Instructions to follow — All of the entries must be reproduced exactly, with no images carried over.

Data provided —
>> start
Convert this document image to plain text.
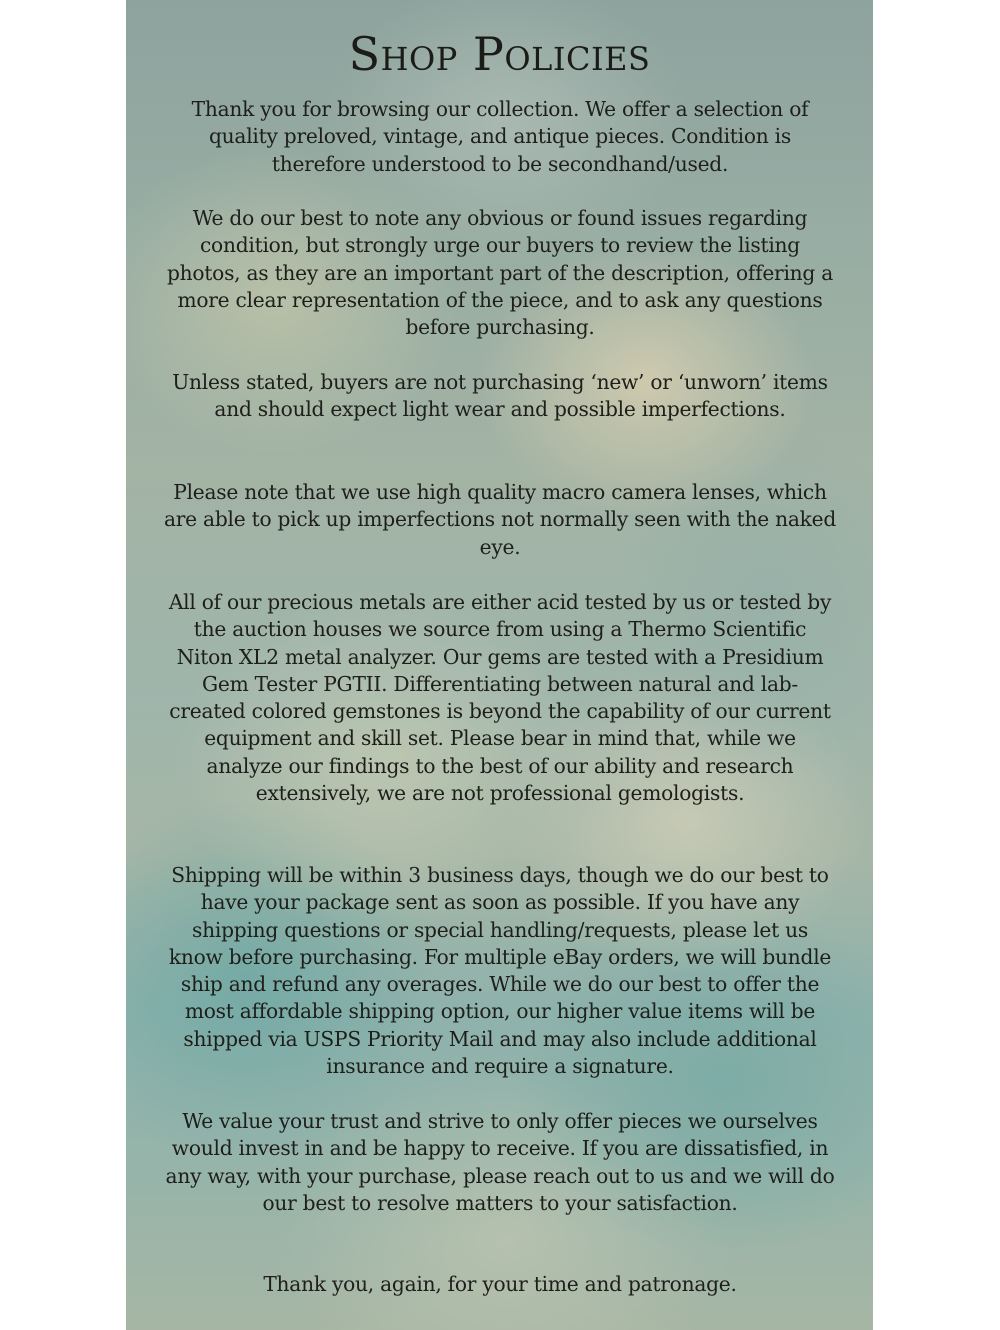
Shop Policies

Thank you for browsing our collection. We offer a selection of quality preloved, vintage, and antique pieces. Condition is therefore understood to be secondhand/used.

We do our best to note any obvious or found issues regarding condition, but strongly urge our buyers to review the listing photos, as they are an important part of the description, offering a more clear representation of the piece, and to ask any questions before purchasing.

Unless stated, buyers are not purchasing ‘new’ or ‘unworn’ items and should expect light wear and possible imperfections.

Please note that we use high quality macro camera lenses, which are able to pick up imperfections not normally seen with the naked eye.

All of our precious metals are either acid tested by us or tested by the auction houses we source from using a Thermo Scientific Niton XL2 metal analyzer. Our gems are tested with a Presidium Gem Tester PGTII. Differentiating between natural and lab-created colored gemstones is beyond the capability of our current equipment and skill set. Please bear in mind that, while we analyze our findings to the best of our ability and research extensively, we are not professional gemologists.

Shipping will be within 3 business days, though we do our best to have your package sent as soon as possible. If you have any shipping questions or special handling/requests, please let us know before purchasing. For multiple eBay orders, we will bundle ship and refund any overages. While we do our best to offer the most affordable shipping option, our higher value items will be shipped via USPS Priority Mail and may also include additional insurance and require a signature.

We value your trust and strive to only offer pieces we ourselves would invest in and be happy to receive. If you are dissatisfied, in any way, with your purchase, please reach out to us and we will do our best to resolve matters to your satisfaction.

Thank you, again, for your time and patronage.
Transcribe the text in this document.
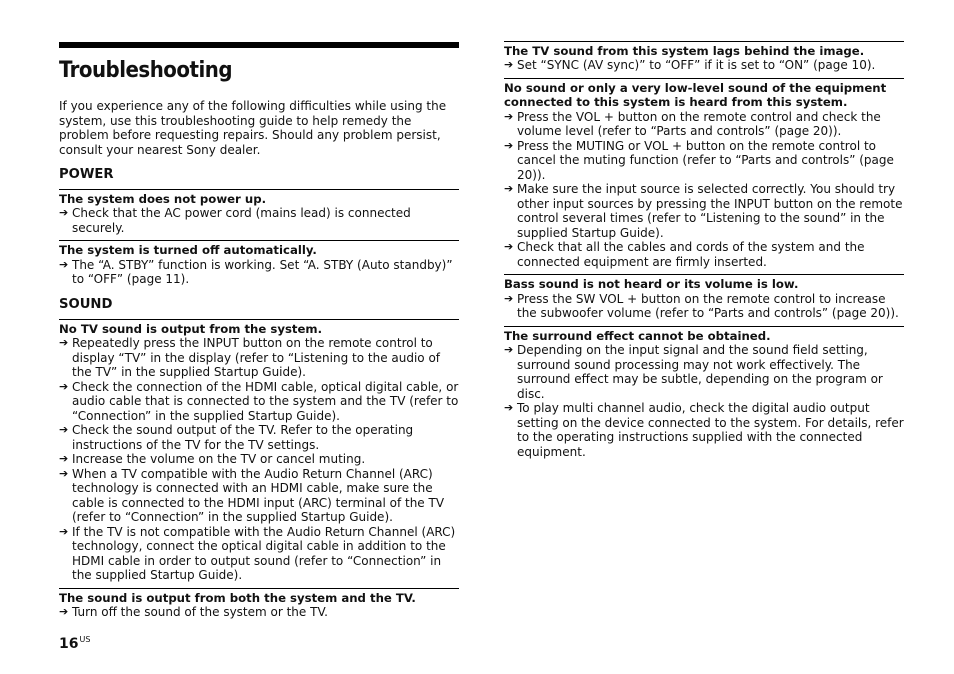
Troubleshooting
If you experience any of the following difficulties while using the system, use this troubleshooting guide to help remedy the problem before requesting repairs. Should any problem persist, consult your nearest Sony dealer.
POWER
The system does not power up.
➔ Check that the AC power cord (mains lead) is connected securely.
The system is turned off automatically.
➔ The “A. STBY” function is working. Set “A. STBY (Auto standby)” to “OFF” (page 11).
SOUND
No TV sound is output from the system.
➔ Repeatedly press the INPUT button on the remote control to display “TV” in the display (refer to “Listening to the audio of the TV” in the supplied Startup Guide).
➔ Check the connection of the HDMI cable, optical digital cable, or audio cable that is connected to the system and the TV (refer to “Connection” in the supplied Startup Guide).
➔ Check the sound output of the TV. Refer to the operating instructions of the TV for the TV settings.
➔ Increase the volume on the TV or cancel muting.
➔ When a TV compatible with the Audio Return Channel (ARC) technology is connected with an HDMI cable, make sure the cable is connected to the HDMI input (ARC) terminal of the TV (refer to “Connection” in the supplied Startup Guide).
➔ If the TV is not compatible with the Audio Return Channel (ARC) technology, connect the optical digital cable in addition to the HDMI cable in order to output sound (refer to “Connection” in the supplied Startup Guide).
The sound is output from both the system and the TV.
➔ Turn off the sound of the system or the TV.
The TV sound from this system lags behind the image.
➔ Set “SYNC (AV sync)” to “OFF” if it is set to “ON” (page 10).
No sound or only a very low-level sound of the equipment connected to this system is heard from this system.
➔ Press the VOL + button on the remote control and check the volume level (refer to “Parts and controls” (page 20)).
➔ Press the MUTING or VOL + button on the remote control to cancel the muting function (refer to “Parts and controls” (page 20)).
➔ Make sure the input source is selected correctly. You should try other input sources by pressing the INPUT button on the remote control several times (refer to “Listening to the sound” in the supplied Startup Guide).
➔ Check that all the cables and cords of the system and the connected equipment are firmly inserted.
Bass sound is not heard or its volume is low.
➔ Press the SW VOL + button on the remote control to increase the subwoofer volume (refer to “Parts and controls” (page 20)).
The surround effect cannot be obtained.
➔ Depending on the input signal and the sound field setting, surround sound processing may not work effectively. The surround effect may be subtle, depending on the program or disc.
➔ To play multi channel audio, check the digital audio output setting on the device connected to the system. For details, refer to the operating instructions supplied with the connected equipment.
$16^{US}$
>> end
Result of the exercise —
Convert this document image to plain text.
Shop Policies

Thank you for browsing our collection. We offer a selection of quality preloved, vintage, and antique pieces. Condition is therefore understood to be secondhand/used.

We do our best to note any obvious or found issues regarding condition, but strongly urge our buyers to review the listing photos, as they are an important part of the description, offering a more clear representation of the piece, and to ask any questions before purchasing.

Unless stated, buyers are not purchasing ‘new’ or ‘unworn’ items and should expect light wear and possible imperfections.

Please note that we use high quality macro camera lenses, which are able to pick up imperfections not normally seen with the naked eye.

All of our precious metals are either acid tested by us or tested by the auction houses we source from using a Thermo Scientific Niton XL2 metal analyzer. Our gems are tested with a Presidium Gem Tester PGTII. Differentiating between natural and lab-created colored gemstones is beyond the capability of our current equipment and skill set. Please bear in mind that, while we analyze our findings to the best of our ability and research extensively, we are not professional gemologists.

Shipping will be within 3 business days, though we do our best to have your package sent as soon as possible. If you have any shipping questions or special handling/requests, please let us know before purchasing. For multiple eBay orders, we will bundle ship and refund any overages. While we do our best to offer the most affordable shipping option, our higher value items will be shipped via USPS Priority Mail and may also include additional insurance and require a signature.

We value your trust and strive to only offer pieces we ourselves would invest in and be happy to receive. If you are dissatisfied, in any way, with your purchase, please reach out to us and we will do our best to resolve matters to your satisfaction.

Thank you, again, for your time and patronage.
Transcribe the text in this document.
Troubleshooting
If you experience any of the following difficulties while using the system, use this troubleshooting guide to help remedy the problem before requesting repairs. Should any problem persist, consult your nearest Sony dealer.
POWER
The system does not power up.
➔ Check that the AC power cord (mains lead) is connected securely.
The system is turned off automatically.
➔ The “A. STBY” function is working. Set “A. STBY (Auto standby)” to “OFF” (page 11).
SOUND
No TV sound is output from the system.
➔ Repeatedly press the INPUT button on the remote control to display “TV” in the display (refer to “Listening to the audio of the TV” in the supplied Startup Guide).
➔ Check the connection of the HDMI cable, optical digital cable, or audio cable that is connected to the system and the TV (refer to “Connection” in the supplied Startup Guide).
➔ Check the sound output of the TV. Refer to the operating instructions of the TV for the TV settings.
➔ Increase the volume on the TV or cancel muting.
➔ When a TV compatible with the Audio Return Channel (ARC) technology is connected with an HDMI cable, make sure the cable is connected to the HDMI input (ARC) terminal of the TV (refer to “Connection” in the supplied Startup Guide).
➔ If the TV is not compatible with the Audio Return Channel (ARC) technology, connect the optical digital cable in addition to the HDMI cable in order to output sound (refer to “Connection” in the supplied Startup Guide).
The sound is output from both the system and the TV.
➔ Turn off the sound of the system or the TV.
The TV sound from this system lags behind the image.
➔ Set “SYNC (AV sync)” to “OFF” if it is set to “ON” (page 10).
No sound or only a very low-level sound of the equipment connected to this system is heard from this system.
➔ Press the VOL + button on the remote control and check the volume level (refer to “Parts and controls” (page 20)).
➔ Press the MUTING or VOL + button on the remote control to cancel the muting function (refer to “Parts and controls” (page 20)).
➔ Make sure the input source is selected correctly. You should try other input sources by pressing the INPUT button on the remote control several times (refer to “Listening to the sound” in the supplied Startup Guide).
➔ Check that all the cables and cords of the system and the connected equipment are firmly inserted.
Bass sound is not heard or its volume is low.
➔ Press the SW VOL + button on the remote control to increase the subwoofer volume (refer to “Parts and controls” (page 20)).
The surround effect cannot be obtained.
➔ Depending on the input signal and the sound field setting, surround sound processing may not work effectively. The surround effect may be subtle, depending on the program or disc.
➔ To play multi channel audio, check the digital audio output setting on the device connected to the system. For details, refer to the operating instructions supplied with the connected equipment.
$16^{US}$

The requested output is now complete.